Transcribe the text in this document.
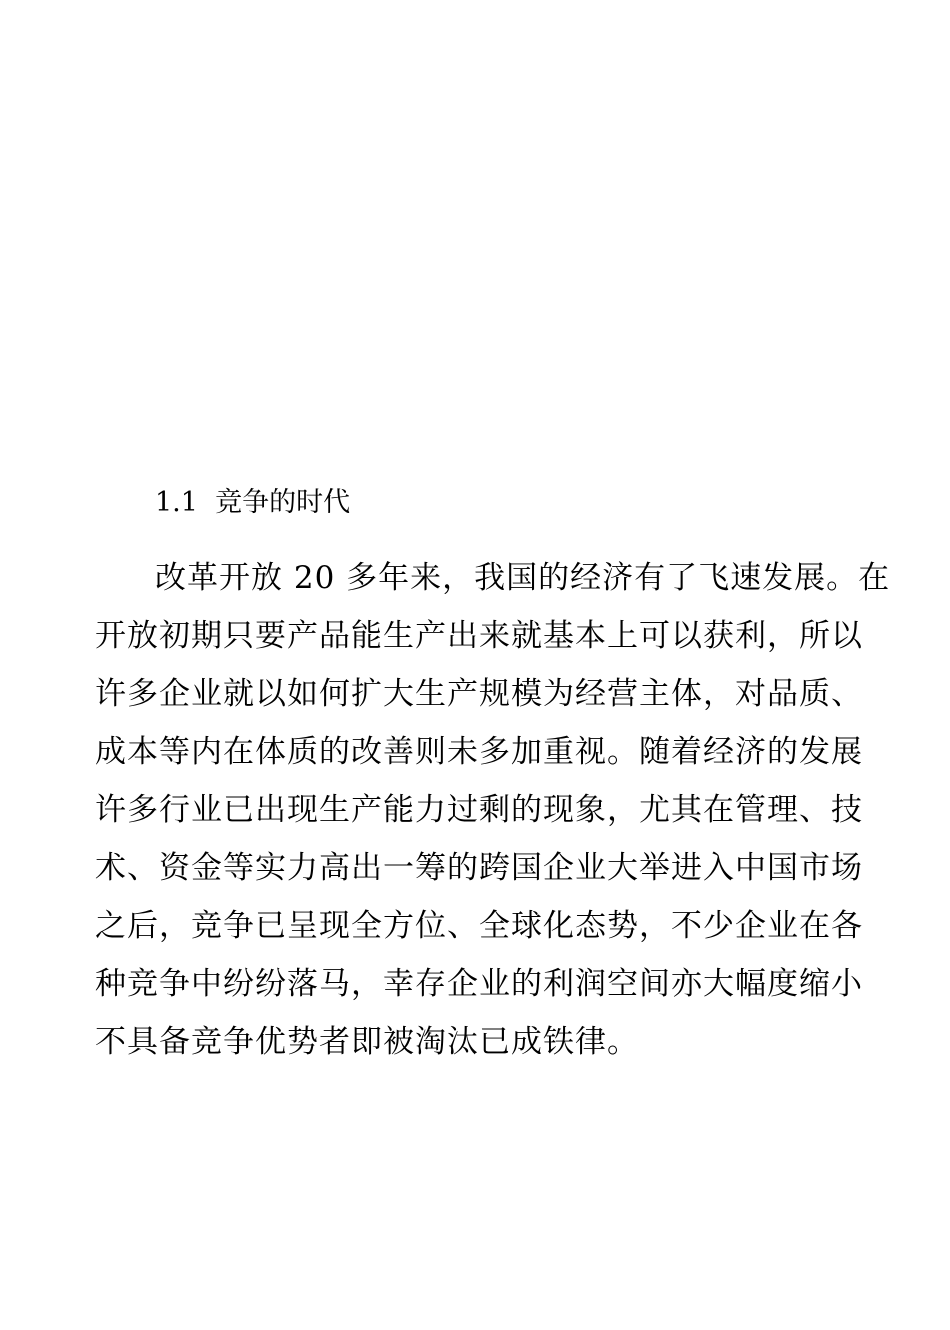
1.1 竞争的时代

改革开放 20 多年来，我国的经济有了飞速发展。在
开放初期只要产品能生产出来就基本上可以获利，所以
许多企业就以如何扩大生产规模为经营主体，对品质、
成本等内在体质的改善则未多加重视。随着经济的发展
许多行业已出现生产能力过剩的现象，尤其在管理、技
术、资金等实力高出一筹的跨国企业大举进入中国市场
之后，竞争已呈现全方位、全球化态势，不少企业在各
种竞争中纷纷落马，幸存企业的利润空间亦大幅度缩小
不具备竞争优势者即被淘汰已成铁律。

# # #

Objective: Verbatim reproduction of every record is required; images are left out.

The response:
Transcribe the text in this document.
1.1 竞争的时代

改革开放 20 多年来，我国的经济有了飞速发展。在
开放初期只要产品能生产出来就基本上可以获利，所以
许多企业就以如何扩大生产规模为经营主体，对品质、
成本等内在体质的改善则未多加重视。随着经济的发展
许多行业已出现生产能力过剩的现象，尤其在管理、技
术、资金等实力高出一筹的跨国企业大举进入中国市场
之后，竞争已呈现全方位、全球化态势，不少企业在各
种竞争中纷纷落马，幸存企业的利润空间亦大幅度缩小
不具备竞争优势者即被淘汰已成铁律。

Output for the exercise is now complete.